Word for word, copy all the data and drop the pictures.

* Begin *

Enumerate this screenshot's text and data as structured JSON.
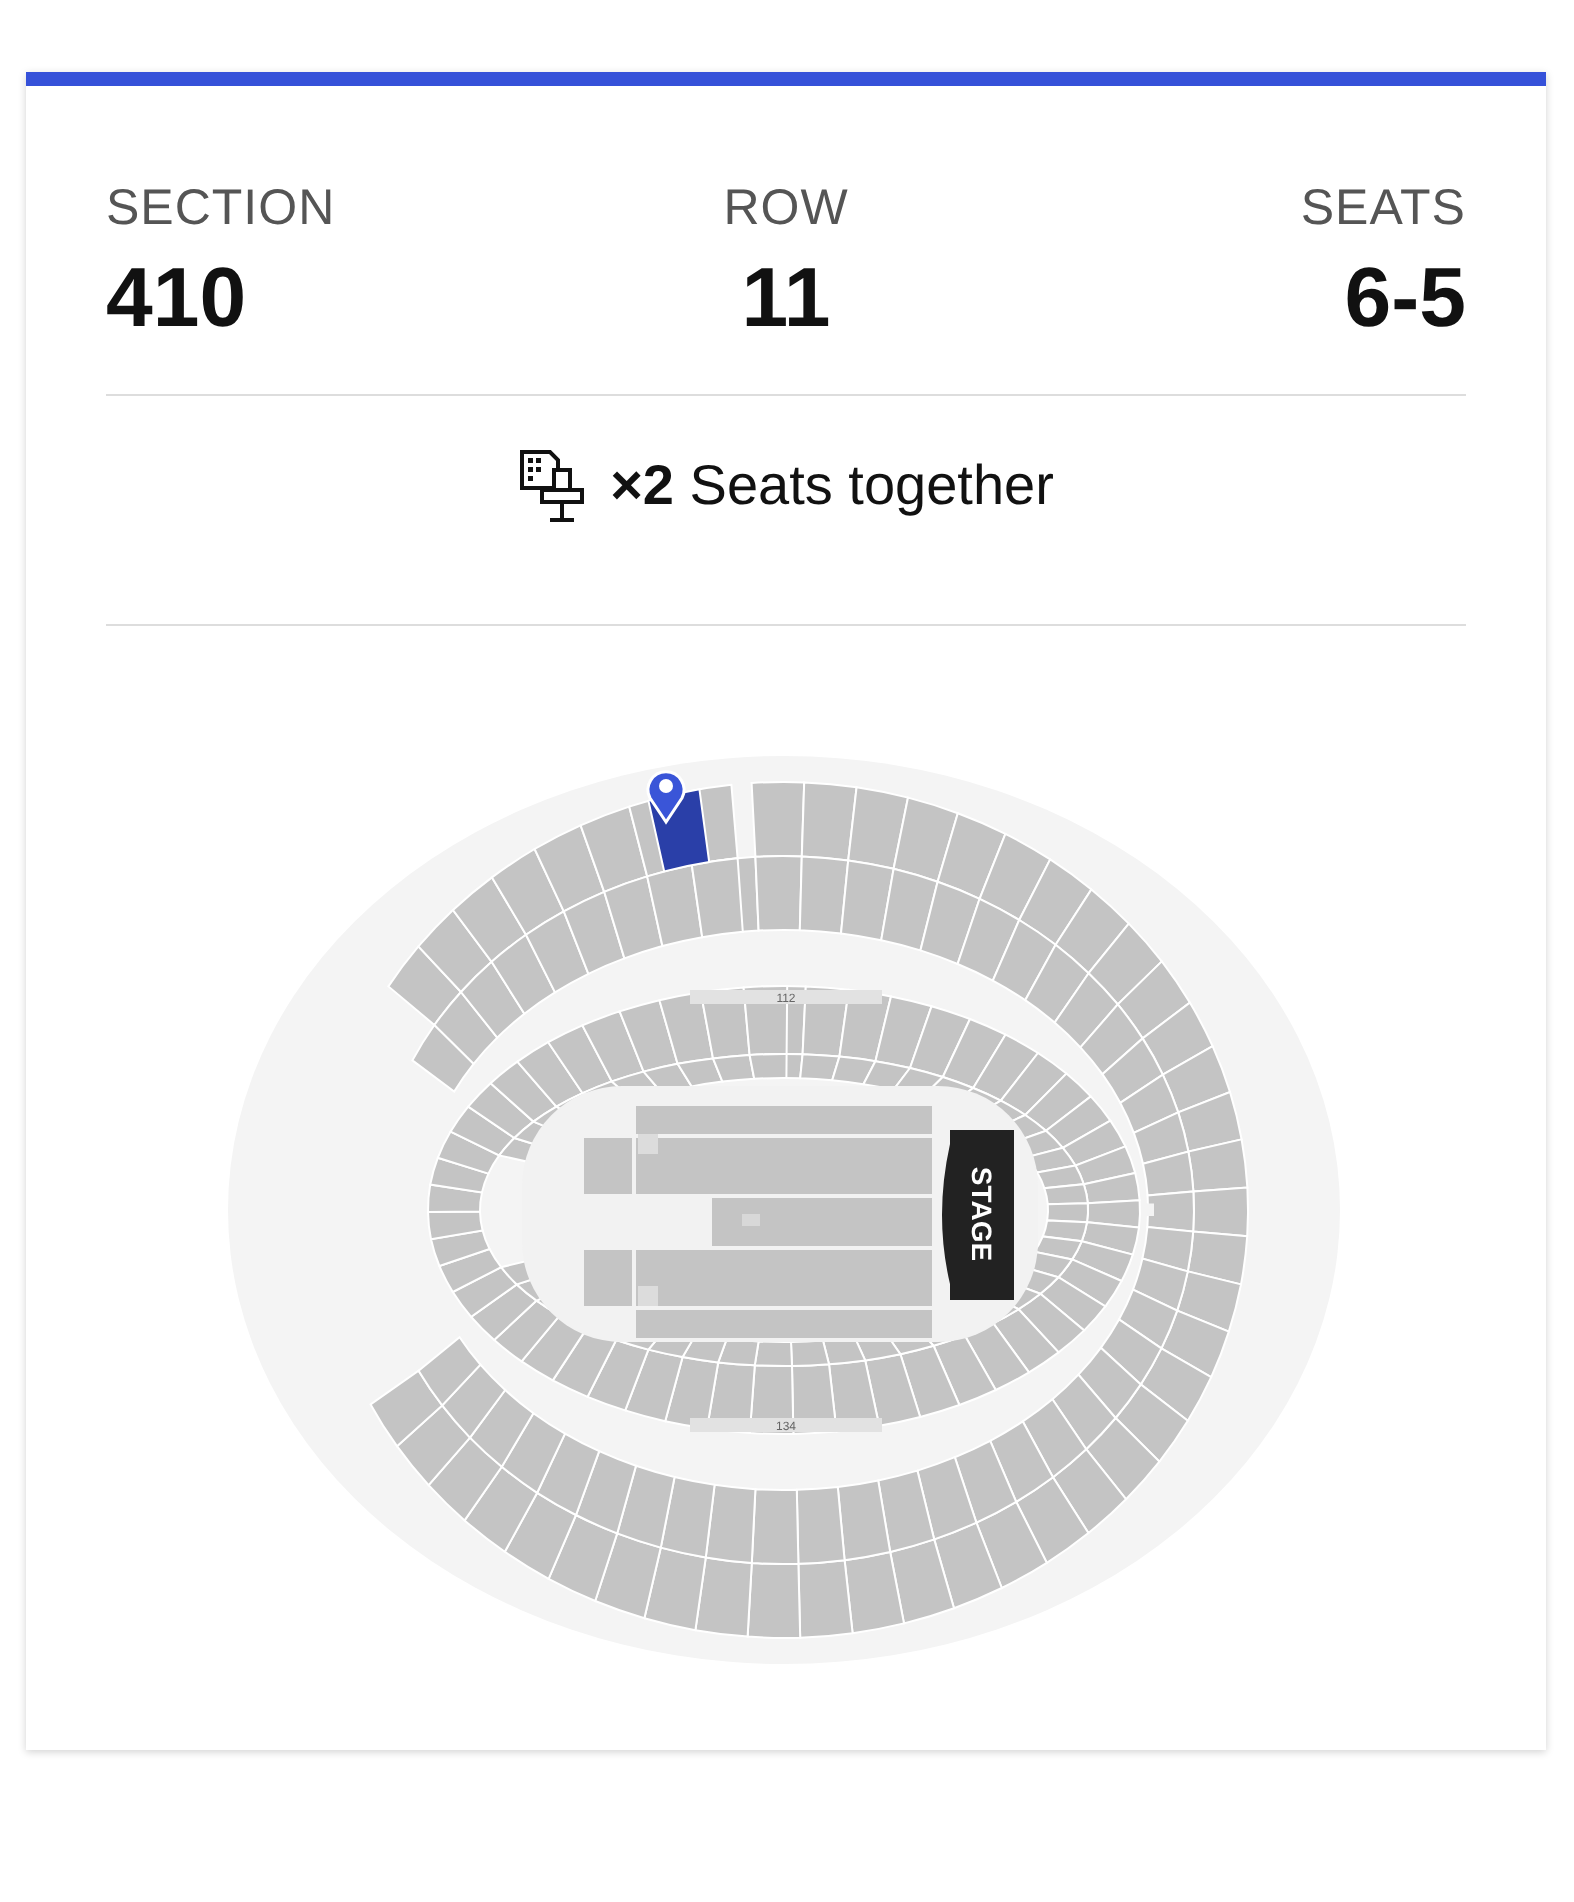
{
  "summary": [
    {
      "label": "SECTION",
      "value": "410"
    },
    {
      "label": "ROW",
      "value": "11"
    },
    {
      "label": "SEATS",
      "value": "6-5"
    }
  ],
  "feature": {
    "count": "×2",
    "text": "Seats together"
  },
  "map": {
    "stage_label": "STAGE",
    "section_labels": [
      "112",
      "134"
    ]
  }
}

* End *

Complete output:
Enumerate this screenshot's text and data as structured JSON.
{
  "summary": [
    {
      "label": "SECTION",
      "value": "410"
    },
    {
      "label": "ROW",
      "value": "11"
    },
    {
      "label": "SEATS",
      "value": "6-5"
    }
  ],
  "feature": {
    "count": "×2",
    "text": "Seats together"
  },
  "map": {
    "stage_label": "STAGE",
    "section_labels": [
      "112",
      "134"
    ]
  }
}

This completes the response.